# OBJECTIVE
Leave out the pictures and transcribe the rest of the records exactly.

# RAW DATA
— start —

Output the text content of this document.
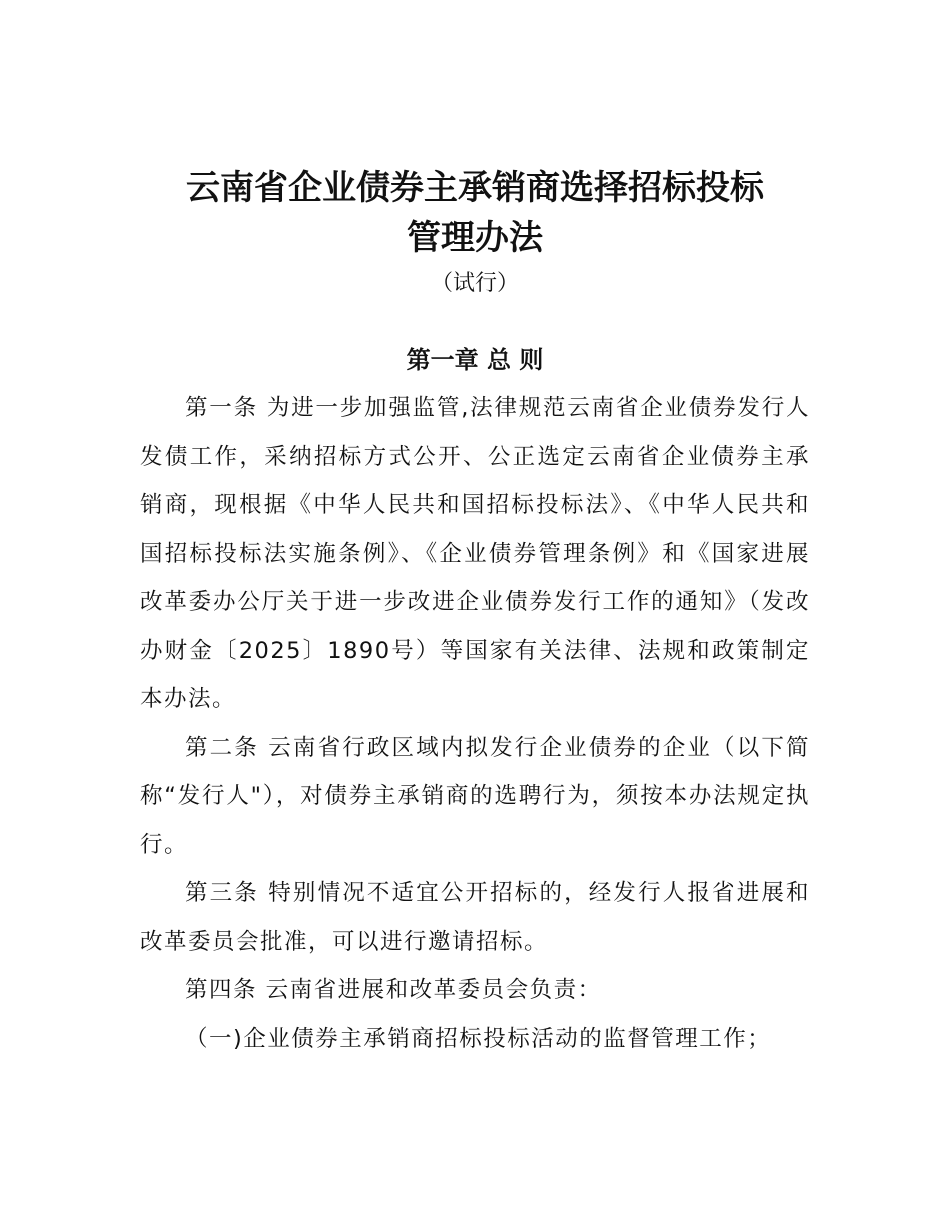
云南省企业债券主承销商选择招标投标
管理办法
（试行）
第一章 总 则

第一条 为进一步加强监管,法律规范云南省企业债券发行人发债工作，采纳招标方式公开、公正选定云南省企业债券主承销商，现根据《中华人民共和国招标投标法》、《中华人民共和国招标投标法实施条例》、《企业债券管理条例》和《国家进展改革委办公厅关于进一步改进企业债券发行工作的通知》（发改办财金〔2025〕1890号）等国家有关法律、法规和政策制定本办法。

第二条 云南省行政区域内拟发行企业债券的企业（以下简称“发行人"），对债券主承销商的选聘行为，须按本办法规定执行。

第三条 特别情况不适宜公开招标的，经发行人报省进展和改革委员会批准，可以进行邀请招标。

第四条 云南省进展和改革委员会负责：

（一)企业债券主承销商招标投标活动的监督管理工作；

— end —

# SOLUTION BELOW
Output the text content of this document.
云南省企业债券主承销商选择招标投标
管理办法
（试行）
第一章 总 则

第一条 为进一步加强监管,法律规范云南省企业债券发行人发债工作，采纳招标方式公开、公正选定云南省企业债券主承销商，现根据《中华人民共和国招标投标法》、《中华人民共和国招标投标法实施条例》、《企业债券管理条例》和《国家进展改革委办公厅关于进一步改进企业债券发行工作的通知》（发改办财金〔2025〕1890号）等国家有关法律、法规和政策制定本办法。

第二条 云南省行政区域内拟发行企业债券的企业（以下简称“发行人"），对债券主承销商的选聘行为，须按本办法规定执行。

第三条 特别情况不适宜公开招标的，经发行人报省进展和改革委员会批准，可以进行邀请招标。

第四条 云南省进展和改革委员会负责：

（一)企业债券主承销商招标投标活动的监督管理工作；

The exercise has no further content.